** Start **
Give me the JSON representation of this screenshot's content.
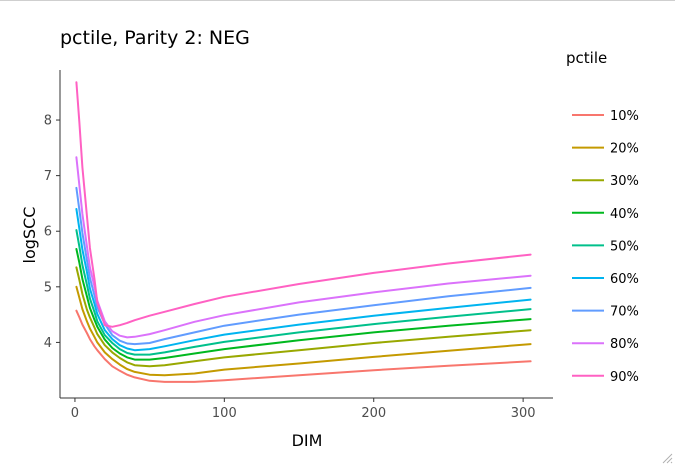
{
  "chart_data": {
    "type": "line",
    "title": "pctile, Parity 2: NEG",
    "xlabel": "DIM",
    "ylabel": "logSCC",
    "xlim": [
      -10,
      320
    ],
    "ylim": [
      3.0,
      8.9
    ],
    "x_ticks": [
      0,
      100,
      200,
      300
    ],
    "y_ticks": [
      4,
      5,
      6,
      7,
      8
    ],
    "grid": false,
    "legend": {
      "title": "pctile",
      "position": "right"
    },
    "x": [
      1,
      3,
      5,
      8,
      10,
      13,
      15,
      20,
      25,
      30,
      35,
      40,
      50,
      60,
      80,
      100,
      150,
      200,
      250,
      305
    ],
    "series": [
      {
        "name": "10%",
        "color": "#F8766D",
        "values": [
          4.57,
          4.45,
          4.32,
          4.17,
          4.06,
          3.93,
          3.86,
          3.7,
          3.57,
          3.49,
          3.42,
          3.37,
          3.31,
          3.29,
          3.29,
          3.32,
          3.41,
          3.5,
          3.58,
          3.66
        ]
      },
      {
        "name": "20%",
        "color": "#C49A00",
        "values": [
          5.0,
          4.8,
          4.6,
          4.38,
          4.25,
          4.1,
          4.0,
          3.82,
          3.7,
          3.6,
          3.52,
          3.47,
          3.42,
          3.41,
          3.44,
          3.51,
          3.62,
          3.74,
          3.85,
          3.97
        ]
      },
      {
        "name": "30%",
        "color": "#99A800",
        "values": [
          5.35,
          5.12,
          4.87,
          4.59,
          4.45,
          4.27,
          4.15,
          3.95,
          3.82,
          3.72,
          3.64,
          3.59,
          3.57,
          3.59,
          3.66,
          3.73,
          3.86,
          3.99,
          4.1,
          4.22
        ]
      },
      {
        "name": "40%",
        "color": "#00B81F",
        "values": [
          5.68,
          5.43,
          5.14,
          4.83,
          4.62,
          4.41,
          4.28,
          4.05,
          3.9,
          3.8,
          3.73,
          3.69,
          3.69,
          3.72,
          3.8,
          3.88,
          4.04,
          4.18,
          4.3,
          4.42
        ]
      },
      {
        "name": "50%",
        "color": "#00C08B",
        "values": [
          6.02,
          5.72,
          5.39,
          5.04,
          4.79,
          4.55,
          4.38,
          4.13,
          3.99,
          3.88,
          3.81,
          3.78,
          3.78,
          3.82,
          3.92,
          4.01,
          4.18,
          4.33,
          4.46,
          4.6
        ]
      },
      {
        "name": "60%",
        "color": "#00B4F0",
        "values": [
          6.4,
          6.04,
          5.67,
          5.27,
          4.97,
          4.7,
          4.51,
          4.22,
          4.06,
          3.95,
          3.89,
          3.86,
          3.88,
          3.93,
          4.04,
          4.14,
          4.32,
          4.48,
          4.62,
          4.77
        ]
      },
      {
        "name": "70%",
        "color": "#619CFF",
        "values": [
          6.78,
          6.38,
          5.97,
          5.48,
          5.16,
          4.85,
          4.63,
          4.33,
          4.13,
          4.03,
          3.98,
          3.97,
          3.99,
          4.06,
          4.18,
          4.3,
          4.5,
          4.67,
          4.83,
          4.98
        ]
      },
      {
        "name": "80%",
        "color": "#DB72FB",
        "values": [
          7.33,
          6.82,
          6.31,
          5.73,
          5.35,
          5.01,
          4.75,
          4.38,
          4.2,
          4.12,
          4.09,
          4.1,
          4.15,
          4.22,
          4.37,
          4.49,
          4.72,
          4.9,
          5.06,
          5.2
        ]
      },
      {
        "name": "90%",
        "color": "#FF61C3",
        "values": [
          8.68,
          7.95,
          7.15,
          6.28,
          5.7,
          5.15,
          4.72,
          4.31,
          4.28,
          4.31,
          4.35,
          4.4,
          4.48,
          4.55,
          4.69,
          4.82,
          5.05,
          5.25,
          5.42,
          5.58
        ]
      }
    ]
  },
  "icons": {
    "resize_grip": "resize-grip-icon"
  }
}
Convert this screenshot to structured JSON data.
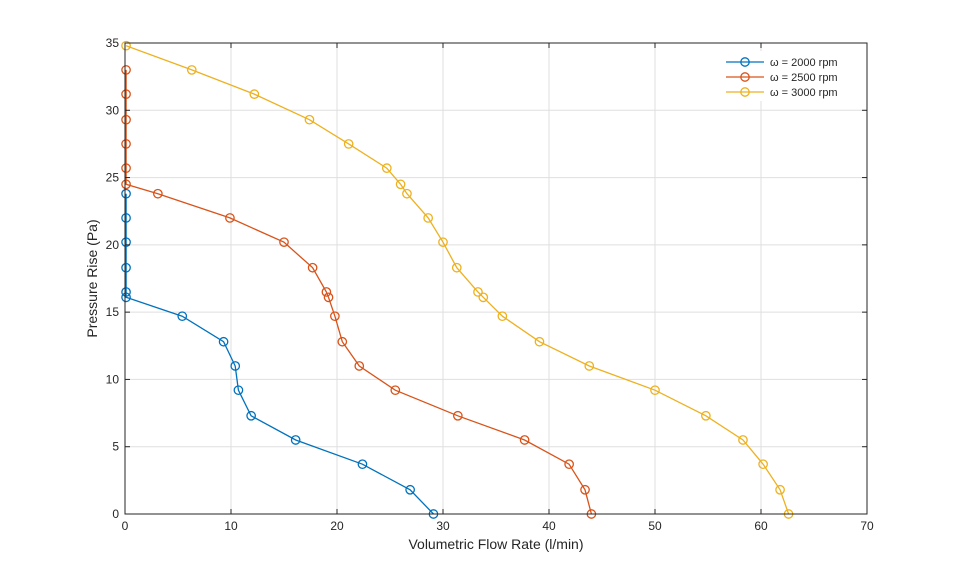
{
  "chart_data": {
    "type": "line",
    "xlabel": "Volumetric Flow Rate (l/min)",
    "ylabel": "Pressure Rise (Pa)",
    "xlim": [
      0,
      70
    ],
    "ylim": [
      0,
      35
    ],
    "xticks": [
      0,
      10,
      20,
      30,
      40,
      50,
      60,
      70
    ],
    "yticks": [
      0,
      5,
      10,
      15,
      20,
      25,
      30,
      35
    ],
    "grid": true,
    "legend_location": "top-right",
    "marker": "open-circle",
    "series": [
      {
        "name": "ω  =  2000  rpm",
        "color": "#0072BD",
        "x": [
          0.1,
          0.1,
          0.1,
          0.1,
          0.1,
          0.1,
          5.4,
          9.3,
          10.4,
          10.7,
          11.9,
          16.1,
          22.4,
          26.9,
          29.1
        ],
        "y": [
          23.8,
          22.0,
          20.2,
          18.3,
          16.5,
          16.1,
          14.7,
          12.8,
          11.0,
          9.2,
          7.3,
          5.5,
          3.7,
          1.8,
          0.0
        ]
      },
      {
        "name": "ω  =  2500  rpm",
        "color": "#D95319",
        "x": [
          0.1,
          0.1,
          0.1,
          0.1,
          0.1,
          0.1,
          3.1,
          9.9,
          15.0,
          17.7,
          19.0,
          19.2,
          19.8,
          20.5,
          22.1,
          25.5,
          31.4,
          37.7,
          41.9,
          43.4,
          44.0
        ],
        "y": [
          33.0,
          31.2,
          29.3,
          27.5,
          25.7,
          24.5,
          23.8,
          22.0,
          20.2,
          18.3,
          16.5,
          16.1,
          14.7,
          12.8,
          11.0,
          9.2,
          7.3,
          5.5,
          3.7,
          1.8,
          0.0
        ]
      },
      {
        "name": "ω  =  3000  rpm",
        "color": "#EDB120",
        "x": [
          0.1,
          6.3,
          12.2,
          17.4,
          21.1,
          24.7,
          26.0,
          26.6,
          28.6,
          30.0,
          31.3,
          33.3,
          33.8,
          35.6,
          39.1,
          43.8,
          50.0,
          54.8,
          58.3,
          60.2,
          61.8,
          62.6
        ],
        "y": [
          34.8,
          33.0,
          31.2,
          29.3,
          27.5,
          25.7,
          24.5,
          23.8,
          22.0,
          20.2,
          18.3,
          16.5,
          16.1,
          14.7,
          12.8,
          11.0,
          9.2,
          7.3,
          5.5,
          3.7,
          1.8,
          0.0
        ]
      }
    ]
  }
}
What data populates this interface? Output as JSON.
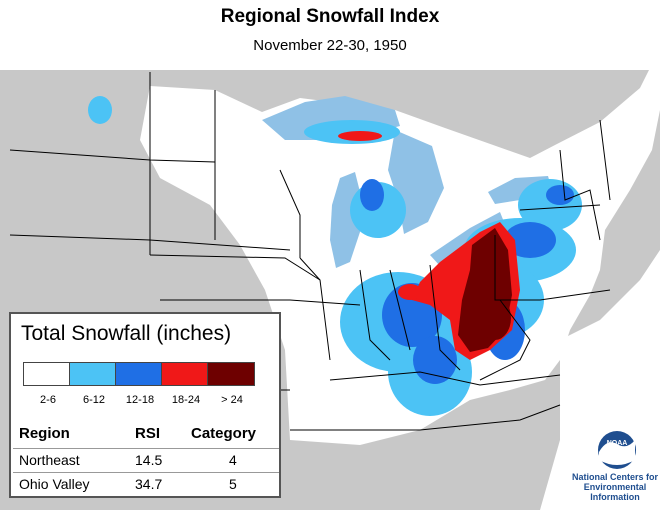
{
  "header": {
    "title": "Regional Snowfall Index",
    "subtitle": "November 22-30, 1950"
  },
  "legend": {
    "title": "Total Snowfall (inches)",
    "bins": [
      {
        "label": "2-6",
        "color": "#ffffff"
      },
      {
        "label": "6-12",
        "color": "#4cc3f5"
      },
      {
        "label": "12-18",
        "color": "#1f6fe5"
      },
      {
        "label": "18-24",
        "color": "#f01818"
      },
      {
        "label": "> 24",
        "color": "#6e0000"
      }
    ]
  },
  "rsi_table": {
    "headers": [
      "Region",
      "RSI",
      "Category"
    ],
    "rows": [
      {
        "region": "Northeast",
        "rsi": "14.5",
        "category": "4"
      },
      {
        "region": "Ohio Valley",
        "rsi": "34.7",
        "category": "5"
      }
    ]
  },
  "logo": {
    "seal_text": "NOAA",
    "org_line1": "National Centers for",
    "org_line2": "Environmental",
    "org_line3": "Information"
  },
  "colors": {
    "land_background": "#c8c8c8",
    "analysis_area": "#ffffff",
    "water": "#9dc8e6",
    "boundaries": "#000000"
  }
}
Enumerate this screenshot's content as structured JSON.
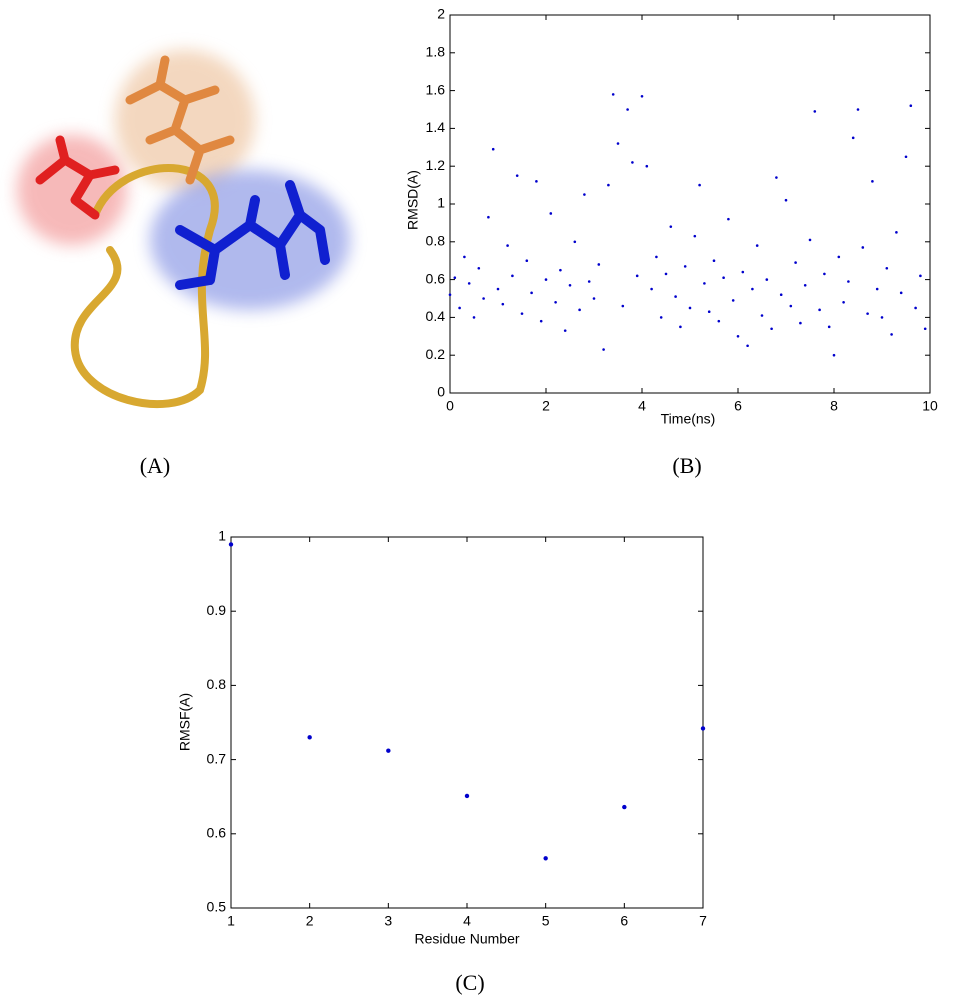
{
  "chart_data": [
    {
      "type": "scatter",
      "caption": "(B)",
      "xlabel": "Time(ns)",
      "ylabel": "RMSD(A)",
      "x": [
        0,
        0.1,
        0.2,
        0.3,
        0.4,
        0.5,
        0.6,
        0.7,
        0.8,
        0.9,
        1,
        1.1,
        1.2,
        1.3,
        1.4,
        1.5,
        1.6,
        1.7,
        1.8,
        1.9,
        2,
        2.1,
        2.2,
        2.3,
        2.4,
        2.5,
        2.6,
        2.7,
        2.8,
        2.9,
        3,
        3.1,
        3.2,
        3.3,
        3.4,
        3.5,
        3.6,
        3.7,
        3.8,
        3.9,
        4,
        4.1,
        4.2,
        4.3,
        4.4,
        4.5,
        4.6,
        4.7,
        4.8,
        4.9,
        5,
        5.1,
        5.2,
        5.3,
        5.4,
        5.5,
        5.6,
        5.7,
        5.8,
        5.9,
        6,
        6.1,
        6.2,
        6.3,
        6.4,
        6.5,
        6.6,
        6.7,
        6.8,
        6.9,
        7,
        7.1,
        7.2,
        7.3,
        7.4,
        7.5,
        7.6,
        7.7,
        7.8,
        7.9,
        8,
        8.1,
        8.2,
        8.3,
        8.4,
        8.5,
        8.6,
        8.7,
        8.8,
        8.9,
        9,
        9.1,
        9.2,
        9.3,
        9.4,
        9.5,
        9.6,
        9.7,
        9.8,
        9.9
      ],
      "series": [
        {
          "color": "#0000cc",
          "values": [
            0.52,
            0.61,
            0.45,
            0.72,
            0.58,
            0.4,
            0.66,
            0.5,
            0.93,
            1.29,
            0.55,
            0.47,
            0.78,
            0.62,
            1.15,
            0.42,
            0.7,
            0.53,
            1.12,
            0.38,
            0.6,
            0.95,
            0.48,
            0.65,
            0.33,
            0.57,
            0.8,
            0.44,
            1.05,
            0.59,
            0.5,
            0.68,
            0.23,
            1.1,
            1.58,
            1.32,
            0.46,
            1.5,
            1.22,
            0.62,
            1.57,
            1.2,
            0.55,
            0.72,
            0.4,
            0.63,
            0.88,
            0.51,
            0.35,
            0.67,
            0.45,
            0.83,
            1.1,
            0.58,
            0.43,
            0.7,
            0.38,
            0.61,
            0.92,
            0.49,
            0.3,
            0.64,
            0.25,
            0.55,
            0.78,
            0.41,
            0.6,
            0.34,
            1.14,
            0.52,
            1.02,
            0.46,
            0.69,
            0.37,
            0.57,
            0.81,
            1.49,
            0.44,
            0.63,
            0.35,
            0.2,
            0.72,
            0.48,
            0.59,
            1.35,
            1.5,
            0.77,
            0.42,
            1.12,
            0.55,
            0.4,
            0.66,
            0.31,
            0.85,
            0.53,
            1.25,
            1.52,
            0.45,
            0.62,
            0.34
          ]
        }
      ],
      "xlim": [
        0,
        10
      ],
      "xticks": [
        0,
        2,
        4,
        6,
        8,
        10
      ],
      "ylim": [
        0,
        2
      ],
      "yticks": [
        0,
        0.2,
        0.4,
        0.6,
        0.8,
        1,
        1.2,
        1.4,
        1.6,
        1.8,
        2
      ]
    },
    {
      "type": "scatter",
      "caption": "(C)",
      "xlabel": "Residue Number",
      "ylabel": "RMSF(A)",
      "x": [
        1,
        2,
        3,
        4,
        5,
        6,
        7
      ],
      "series": [
        {
          "color": "#0000cc",
          "values": [
            0.99,
            0.73,
            0.712,
            0.651,
            0.567,
            0.636,
            0.742
          ]
        }
      ],
      "xlim": [
        1,
        7
      ],
      "xticks": [
        1,
        2,
        3,
        4,
        5,
        6,
        7
      ],
      "ylim": [
        0.5,
        1
      ],
      "yticks": [
        0.5,
        0.6,
        0.7,
        0.8,
        0.9,
        1
      ]
    }
  ],
  "panel_a": {
    "caption": "(A)"
  }
}
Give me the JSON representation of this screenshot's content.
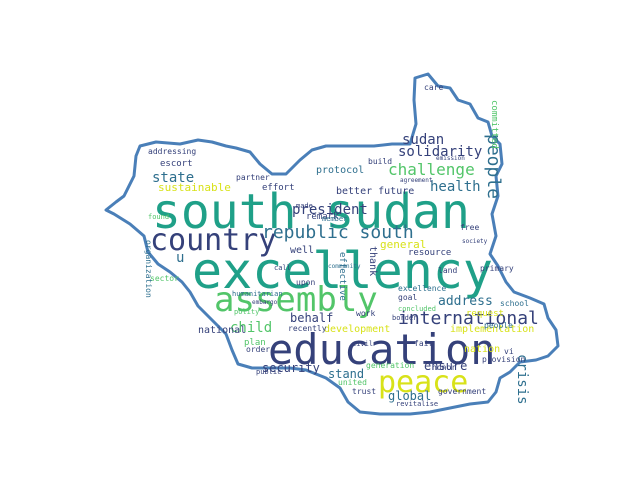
{
  "wordcloud": {
    "words": [
      {
        "text": "south sudan",
        "color": "#1fa088"
      },
      {
        "text": "excellency",
        "color": "#1fa088"
      },
      {
        "text": "education",
        "color": "#35417a"
      },
      {
        "text": "assembly",
        "color": "#52c569"
      },
      {
        "text": "country",
        "color": "#35417a"
      },
      {
        "text": "peace",
        "color": "#d8e219"
      },
      {
        "text": "republic south",
        "color": "#2e6f8e"
      },
      {
        "text": "international",
        "color": "#35417a"
      },
      {
        "text": "people",
        "color": "#2e6f8e"
      },
      {
        "text": "challenge",
        "color": "#52c569"
      },
      {
        "text": "solidarity",
        "color": "#35417a"
      },
      {
        "text": "sudan",
        "color": "#35417a"
      },
      {
        "text": "health",
        "color": "#2e6f8e"
      },
      {
        "text": "president",
        "color": "#35417a"
      },
      {
        "text": "state",
        "color": "#2e6f8e"
      },
      {
        "text": "sustainable",
        "color": "#d8e219"
      },
      {
        "text": "address",
        "color": "#2e6f8e"
      },
      {
        "text": "child",
        "color": "#52c569"
      },
      {
        "text": "behalf",
        "color": "#35417a"
      },
      {
        "text": "ensure",
        "color": "#35417a"
      },
      {
        "text": "security",
        "color": "#35417a"
      },
      {
        "text": "stand",
        "color": "#2e6f8e"
      },
      {
        "text": "global",
        "color": "#2e6f8e"
      },
      {
        "text": "general",
        "color": "#d8e219"
      },
      {
        "text": "u",
        "color": "#2e6f8e"
      },
      {
        "text": "development",
        "color": "#d8e219"
      },
      {
        "text": "implementation",
        "color": "#d8e219"
      },
      {
        "text": "crisis",
        "color": "#2e6f8e"
      },
      {
        "text": "nation",
        "color": "#d8e219"
      },
      {
        "text": "better future",
        "color": "#35417a"
      },
      {
        "text": "resource",
        "color": "#35417a"
      },
      {
        "text": "excellence",
        "color": "#2e6f8e"
      },
      {
        "text": "effort",
        "color": "#35417a"
      },
      {
        "text": "partner",
        "color": "#35417a"
      },
      {
        "text": "escort",
        "color": "#35417a"
      },
      {
        "text": "protocol",
        "color": "#2e6f8e"
      },
      {
        "text": "national",
        "color": "#35417a"
      },
      {
        "text": "plan",
        "color": "#52c569"
      },
      {
        "text": "order",
        "color": "#35417a"
      },
      {
        "text": "recently",
        "color": "#35417a"
      },
      {
        "text": "well",
        "color": "#35417a"
      },
      {
        "text": "upon",
        "color": "#35417a"
      },
      {
        "text": "remark",
        "color": "#35417a"
      },
      {
        "text": "thank",
        "color": "#35417a"
      },
      {
        "text": "effective",
        "color": "#2e6f8e"
      },
      {
        "text": "work",
        "color": "#35417a"
      },
      {
        "text": "build",
        "color": "#35417a"
      },
      {
        "text": "land",
        "color": "#35417a"
      },
      {
        "text": "goal",
        "color": "#35417a"
      },
      {
        "text": "fair",
        "color": "#35417a"
      },
      {
        "text": "primary",
        "color": "#35417a"
      },
      {
        "text": "school",
        "color": "#2e6f8e"
      },
      {
        "text": "request",
        "color": "#d8e219"
      },
      {
        "text": "people",
        "color": "#2e6f8e"
      },
      {
        "text": "committed",
        "color": "#52c569"
      },
      {
        "text": "care",
        "color": "#35417a"
      },
      {
        "text": "free",
        "color": "#35417a"
      },
      {
        "text": "provision",
        "color": "#35417a"
      },
      {
        "text": "honor",
        "color": "#35417a"
      },
      {
        "text": "government",
        "color": "#35417a"
      },
      {
        "text": "trust",
        "color": "#35417a"
      },
      {
        "text": "revitalise",
        "color": "#35417a"
      },
      {
        "text": "generation",
        "color": "#52c569"
      },
      {
        "text": "concluded",
        "color": "#52c569"
      },
      {
        "text": "united",
        "color": "#52c569"
      },
      {
        "text": "civil",
        "color": "#35417a"
      },
      {
        "text": "public",
        "color": "#35417a"
      },
      {
        "text": "sector",
        "color": "#52c569"
      },
      {
        "text": "addressing",
        "color": "#35417a"
      },
      {
        "text": "organization",
        "color": "#2e6f8e"
      },
      {
        "text": "found",
        "color": "#52c569"
      },
      {
        "text": "humanitarian",
        "color": "#2e6f8e"
      },
      {
        "text": "embargo",
        "color": "#35417a"
      },
      {
        "text": "polity",
        "color": "#52c569"
      },
      {
        "text": "call",
        "color": "#35417a"
      },
      {
        "text": "agreement",
        "color": "#35417a"
      },
      {
        "text": "emission",
        "color": "#35417a"
      },
      {
        "text": "made",
        "color": "#35417a"
      },
      {
        "text": "member",
        "color": "#2e6f8e"
      },
      {
        "text": "society",
        "color": "#35417a"
      },
      {
        "text": "community",
        "color": "#2e6f8e"
      },
      {
        "text": "border",
        "color": "#35417a"
      },
      {
        "text": "vi",
        "color": "#35417a"
      }
    ]
  }
}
** End **
Scan the listing above for the word "pctile" and show each line where it is found.

- _REPLY_
    "title": "pctile, Parity 2: NEG",
      "title": "pctile",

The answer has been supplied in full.